WHAT NEEDS TO BE DONE:
Give an exact copy of every line, leaving images out.

MATERIAL FOR THE TASK:
* BEGIN *
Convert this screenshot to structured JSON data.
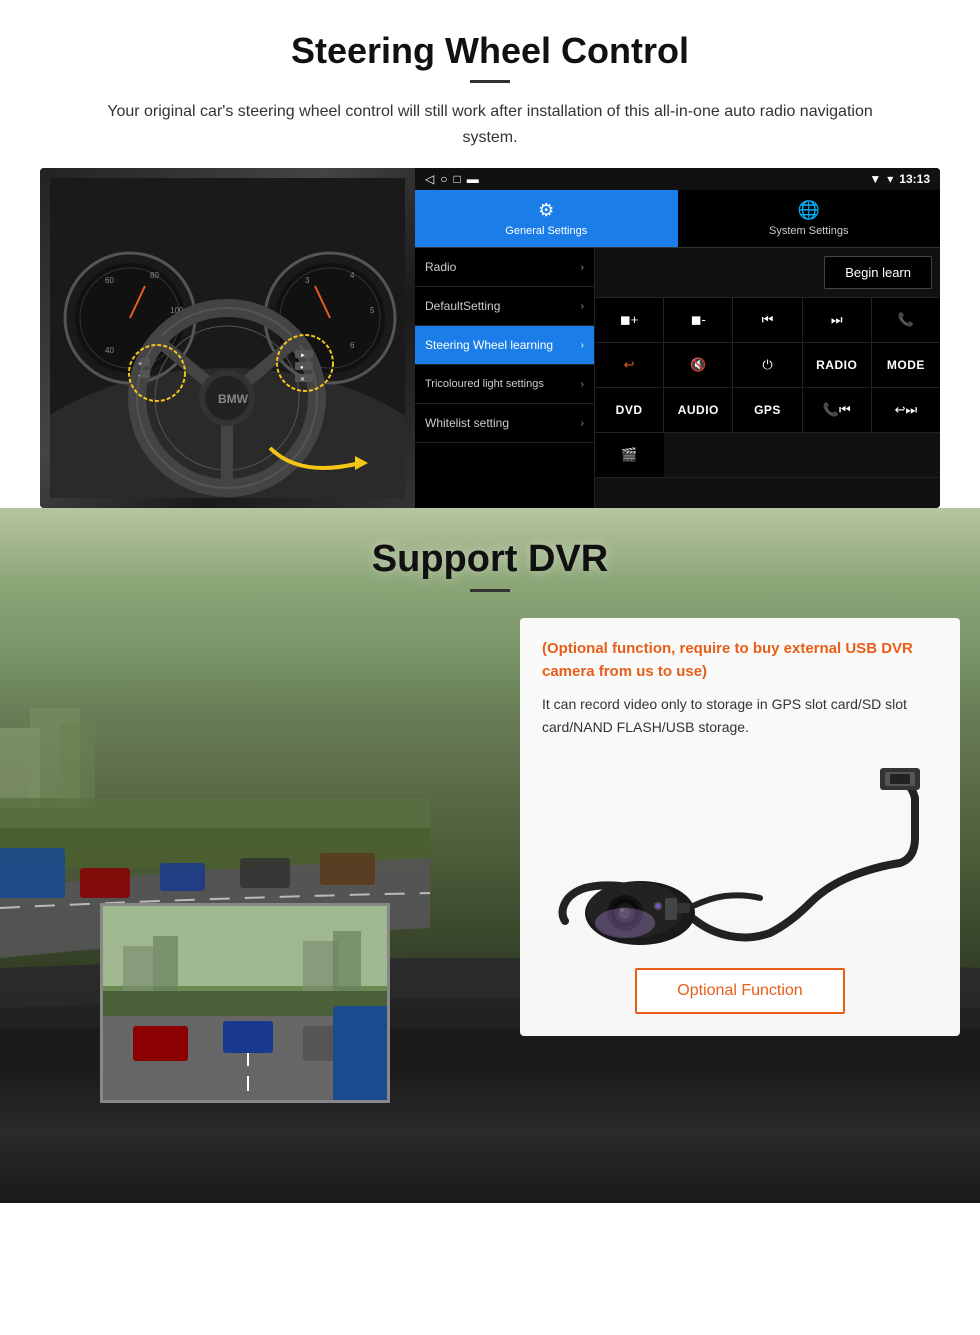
{
  "steering": {
    "title": "Steering Wheel Control",
    "subtitle": "Your original car's steering wheel control will still work after installation of this all-in-one auto radio navigation system.",
    "statusbar": {
      "time": "13:13",
      "signal": "▼",
      "wifi": "▾",
      "battery": "■"
    },
    "nav_icons": [
      "◁",
      "○",
      "□",
      "▬"
    ],
    "tabs": [
      {
        "label": "General Settings",
        "icon": "⚙",
        "active": true
      },
      {
        "label": "System Settings",
        "icon": "🌐",
        "active": false
      }
    ],
    "menu_items": [
      {
        "label": "Radio",
        "active": false
      },
      {
        "label": "DefaultSetting",
        "active": false
      },
      {
        "label": "Steering Wheel learning",
        "active": true
      },
      {
        "label": "Tricoloured light settings",
        "active": false
      },
      {
        "label": "Whitelist setting",
        "active": false
      }
    ],
    "begin_learn": "Begin learn",
    "control_rows": [
      [
        "▐+",
        "▐-",
        "⏮",
        "⏭",
        "📞"
      ],
      [
        "↩",
        "🔇x",
        "⏻",
        "RADIO",
        "MODE"
      ],
      [
        "DVD",
        "AUDIO",
        "GPS",
        "📞⏮",
        "↩⏭"
      ],
      [
        "🎬"
      ]
    ]
  },
  "dvr": {
    "title": "Support DVR",
    "optional_text": "(Optional function, require to buy external USB DVR camera from us to use)",
    "description": "It can record video only to storage in GPS slot card/SD slot card/NAND FLASH/USB storage.",
    "optional_button": "Optional Function"
  }
}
* END *
WRITTEN SOLUTION:
Convert this screenshot to structured JSON data.
{
  "steering": {
    "title": "Steering Wheel Control",
    "subtitle": "Your original car's steering wheel control will still work after installation of this all-in-one auto radio navigation system.",
    "statusbar": {
      "time": "13:13",
      "signal": "▼",
      "wifi": "▾",
      "battery": "■"
    },
    "nav_icons": [
      "◁",
      "○",
      "□",
      "▬"
    ],
    "tabs": [
      {
        "label": "General Settings",
        "icon": "⚙",
        "active": true
      },
      {
        "label": "System Settings",
        "icon": "🌐",
        "active": false
      }
    ],
    "menu_items": [
      {
        "label": "Radio",
        "active": false
      },
      {
        "label": "DefaultSetting",
        "active": false
      },
      {
        "label": "Steering Wheel learning",
        "active": true
      },
      {
        "label": "Tricoloured light settings",
        "active": false
      },
      {
        "label": "Whitelist setting",
        "active": false
      }
    ],
    "begin_learn": "Begin learn",
    "control_rows": [
      [
        "▐+",
        "▐-",
        "⏮",
        "⏭",
        "📞"
      ],
      [
        "↩",
        "🔇x",
        "⏻",
        "RADIO",
        "MODE"
      ],
      [
        "DVD",
        "AUDIO",
        "GPS",
        "📞⏮",
        "↩⏭"
      ],
      [
        "🎬"
      ]
    ]
  },
  "dvr": {
    "title": "Support DVR",
    "optional_text": "(Optional function, require to buy external USB DVR camera from us to use)",
    "description": "It can record video only to storage in GPS slot card/SD slot card/NAND FLASH/USB storage.",
    "optional_button": "Optional Function"
  }
}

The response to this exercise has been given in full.